Mueang Phichit (เมืองพิจิตร, /th/) is the capital district (amphoe mueang) of Phichit province, central Thailand.

==History==
In 1917 the district's name was changed from Mueang to Tha Luang (ท่าหลวง). In 1938 it was renamed Mueang Phichit.

==Administration==
The district is divided into 16 sub-districts (tambons), which are further subdivided into 134 villages (mubans). The town (thesaban mueang) Phichit covers tambon Nai Mueang. There are three more sub-district municipalities (thesaban tambons). Tha Lo and Hua Dong each cover parts of their tambons, and Wang Krot parts of tambon Ban Bung. There are a further 15 tambon administrative organizations (TAO).
::::::::::
Activity list
1. In what year was the district given the name Mueang Phichit, according to the Mueang Phichit text?
2. Summarize the Mueang Phichit text in two sentences.
3. Carry on the Mueang Phichit text from its final sentence.
The lines that come after this have no connection to the Mueang Phichit text.
::::::::::
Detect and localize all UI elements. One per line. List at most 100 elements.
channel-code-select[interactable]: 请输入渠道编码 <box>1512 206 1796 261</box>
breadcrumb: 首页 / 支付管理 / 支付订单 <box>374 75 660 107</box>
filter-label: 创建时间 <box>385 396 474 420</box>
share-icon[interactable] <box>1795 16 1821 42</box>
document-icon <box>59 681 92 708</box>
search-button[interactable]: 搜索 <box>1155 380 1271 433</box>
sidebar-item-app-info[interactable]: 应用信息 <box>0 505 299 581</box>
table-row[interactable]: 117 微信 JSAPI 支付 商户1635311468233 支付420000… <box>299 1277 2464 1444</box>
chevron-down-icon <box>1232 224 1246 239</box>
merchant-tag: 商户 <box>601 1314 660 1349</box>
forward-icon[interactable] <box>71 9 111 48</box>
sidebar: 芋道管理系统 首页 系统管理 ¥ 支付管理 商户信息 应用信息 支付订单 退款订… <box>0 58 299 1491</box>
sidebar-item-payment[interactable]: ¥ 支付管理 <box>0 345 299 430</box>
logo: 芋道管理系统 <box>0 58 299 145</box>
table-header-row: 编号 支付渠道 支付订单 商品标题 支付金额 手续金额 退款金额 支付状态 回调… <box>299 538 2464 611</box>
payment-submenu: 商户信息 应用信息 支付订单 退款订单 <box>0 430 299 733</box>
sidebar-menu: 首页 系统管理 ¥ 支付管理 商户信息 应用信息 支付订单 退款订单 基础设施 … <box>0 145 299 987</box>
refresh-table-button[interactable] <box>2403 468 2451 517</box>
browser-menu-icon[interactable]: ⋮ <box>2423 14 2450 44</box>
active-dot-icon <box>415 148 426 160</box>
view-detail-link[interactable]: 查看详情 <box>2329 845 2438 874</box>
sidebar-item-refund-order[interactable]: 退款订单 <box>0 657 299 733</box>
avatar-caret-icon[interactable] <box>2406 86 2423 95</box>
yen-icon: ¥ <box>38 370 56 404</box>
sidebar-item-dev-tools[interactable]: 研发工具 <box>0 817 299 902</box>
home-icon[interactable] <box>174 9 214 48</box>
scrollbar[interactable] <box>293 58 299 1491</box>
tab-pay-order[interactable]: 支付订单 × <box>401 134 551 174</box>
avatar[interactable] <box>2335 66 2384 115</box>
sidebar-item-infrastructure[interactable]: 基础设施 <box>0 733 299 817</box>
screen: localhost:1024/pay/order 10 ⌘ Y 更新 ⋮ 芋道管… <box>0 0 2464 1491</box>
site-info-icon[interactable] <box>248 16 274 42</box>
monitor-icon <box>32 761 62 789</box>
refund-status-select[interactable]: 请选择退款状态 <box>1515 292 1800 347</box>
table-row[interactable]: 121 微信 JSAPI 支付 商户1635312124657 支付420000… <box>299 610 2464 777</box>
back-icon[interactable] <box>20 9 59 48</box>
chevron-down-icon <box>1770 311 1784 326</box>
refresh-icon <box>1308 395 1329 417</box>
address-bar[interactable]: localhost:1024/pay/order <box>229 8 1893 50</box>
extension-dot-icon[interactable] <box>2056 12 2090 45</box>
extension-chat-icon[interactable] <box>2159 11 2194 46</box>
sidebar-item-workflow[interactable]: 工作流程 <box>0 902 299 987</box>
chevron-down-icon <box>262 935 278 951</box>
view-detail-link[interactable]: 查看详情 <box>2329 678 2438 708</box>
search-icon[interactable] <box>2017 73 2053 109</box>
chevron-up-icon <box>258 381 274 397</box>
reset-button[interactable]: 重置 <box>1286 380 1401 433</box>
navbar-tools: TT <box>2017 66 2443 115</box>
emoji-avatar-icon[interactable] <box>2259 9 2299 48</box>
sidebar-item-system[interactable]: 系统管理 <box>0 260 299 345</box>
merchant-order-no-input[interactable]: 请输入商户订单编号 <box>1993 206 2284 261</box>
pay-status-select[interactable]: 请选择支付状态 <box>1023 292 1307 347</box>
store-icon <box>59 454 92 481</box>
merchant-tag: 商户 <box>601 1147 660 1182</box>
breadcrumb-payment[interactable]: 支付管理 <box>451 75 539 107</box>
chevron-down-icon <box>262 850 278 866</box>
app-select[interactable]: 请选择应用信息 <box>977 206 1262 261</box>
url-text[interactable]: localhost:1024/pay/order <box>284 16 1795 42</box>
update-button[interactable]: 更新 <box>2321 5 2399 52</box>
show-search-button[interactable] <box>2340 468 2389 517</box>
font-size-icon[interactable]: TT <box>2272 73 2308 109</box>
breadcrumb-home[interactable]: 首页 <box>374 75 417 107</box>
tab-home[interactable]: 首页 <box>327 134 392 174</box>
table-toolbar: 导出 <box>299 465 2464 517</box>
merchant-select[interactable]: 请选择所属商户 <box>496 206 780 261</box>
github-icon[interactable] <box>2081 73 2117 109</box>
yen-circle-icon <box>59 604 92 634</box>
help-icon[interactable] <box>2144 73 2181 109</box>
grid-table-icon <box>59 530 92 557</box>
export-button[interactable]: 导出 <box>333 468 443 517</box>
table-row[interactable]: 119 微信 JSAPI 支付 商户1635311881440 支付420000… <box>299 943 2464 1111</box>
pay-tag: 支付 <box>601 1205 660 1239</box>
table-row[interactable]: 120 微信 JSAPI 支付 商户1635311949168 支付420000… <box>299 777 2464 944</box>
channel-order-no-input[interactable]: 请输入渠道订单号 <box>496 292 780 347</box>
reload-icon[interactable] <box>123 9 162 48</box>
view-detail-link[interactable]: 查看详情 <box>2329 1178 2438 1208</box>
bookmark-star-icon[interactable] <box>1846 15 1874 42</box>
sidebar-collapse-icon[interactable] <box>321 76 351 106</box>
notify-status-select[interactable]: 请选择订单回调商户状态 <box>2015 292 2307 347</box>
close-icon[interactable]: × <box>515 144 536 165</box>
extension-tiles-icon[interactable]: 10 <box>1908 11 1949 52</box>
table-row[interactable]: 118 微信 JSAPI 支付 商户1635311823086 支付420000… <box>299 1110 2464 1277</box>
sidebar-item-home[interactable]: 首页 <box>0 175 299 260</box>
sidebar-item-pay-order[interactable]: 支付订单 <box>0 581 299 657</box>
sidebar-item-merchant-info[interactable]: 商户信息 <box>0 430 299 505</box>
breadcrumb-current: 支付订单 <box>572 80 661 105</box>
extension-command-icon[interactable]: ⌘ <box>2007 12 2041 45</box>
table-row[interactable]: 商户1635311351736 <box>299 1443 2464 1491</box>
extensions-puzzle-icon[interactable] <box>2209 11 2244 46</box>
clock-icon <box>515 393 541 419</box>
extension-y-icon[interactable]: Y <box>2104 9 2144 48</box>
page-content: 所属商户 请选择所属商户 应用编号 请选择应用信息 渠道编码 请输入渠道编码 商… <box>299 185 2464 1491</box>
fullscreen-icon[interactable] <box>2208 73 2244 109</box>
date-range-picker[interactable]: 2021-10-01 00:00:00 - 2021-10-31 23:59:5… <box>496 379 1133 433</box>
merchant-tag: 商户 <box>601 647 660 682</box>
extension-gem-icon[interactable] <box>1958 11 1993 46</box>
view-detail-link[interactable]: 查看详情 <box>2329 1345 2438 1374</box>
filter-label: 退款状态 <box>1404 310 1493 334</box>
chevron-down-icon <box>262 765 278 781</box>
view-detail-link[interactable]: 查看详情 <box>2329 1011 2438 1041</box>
::::::::::
Results for each task
1. 1938

2. Mueang Phichit is the capital district of Phichit province in central Thailand, renamed from Mueang to Tha Luang in 1917 and then to Mueang Phichit in 1938. It has 16 sub-districts and 134 villages, and is served by the town of Phichit, three sub-district municipalities, and 15 tambon administrative organizations.

3.
| No. | Name | Thai | Villages | Pop. |
| 1. | Nai Mueang | ในเมือง | - | 23,521 |
| 2. | Phai Khwang | ไผ่ขวาง | 8 | 3,727 |
| 3. | Yan Yao | ย่านยาว | 10 | 6,048 |
| 4. | Tha Lo | ท่าฬ่อ | 7 | 5,582 |
| 5. | Pak Thang | ปากทาง | 9 | 5,945 |
| 6. | Khlong Khachen | คลองคะเชนทร์ | 10 | 8,480 |
| 7. | Rong Chang | โรงช้าง | 7 | 5,800 |
| 8. | Mueang Kao | เมืองเก่า | 9 | 5,876 |
| 9. | Tha Luang | ท่าหลวง | 10 | 6,355 |
| 10. | Ban Bung | บ้านบุ่ง | 7 | 7,462 |
| 11. | Kha Mang | ฆะมัง | 12 | 6,368 |
| 12. | Dong Pa Kham | ดงป่าคำ | 9 | 4,930 |
| 13. | Hua Dong | หัวดง | 9 | 7,044 |
| 15. | Pa Makhap | ป่ามะคาบ | 14 | 8,518 |
| 19. | Sai Kham Ho | สายคำโห้ | 5 | 2,579 |
| 20. | Dong Klang | ดงกลาง | 9 | 4,544 |
Missing numbers are tambon which now form Sak Lek District.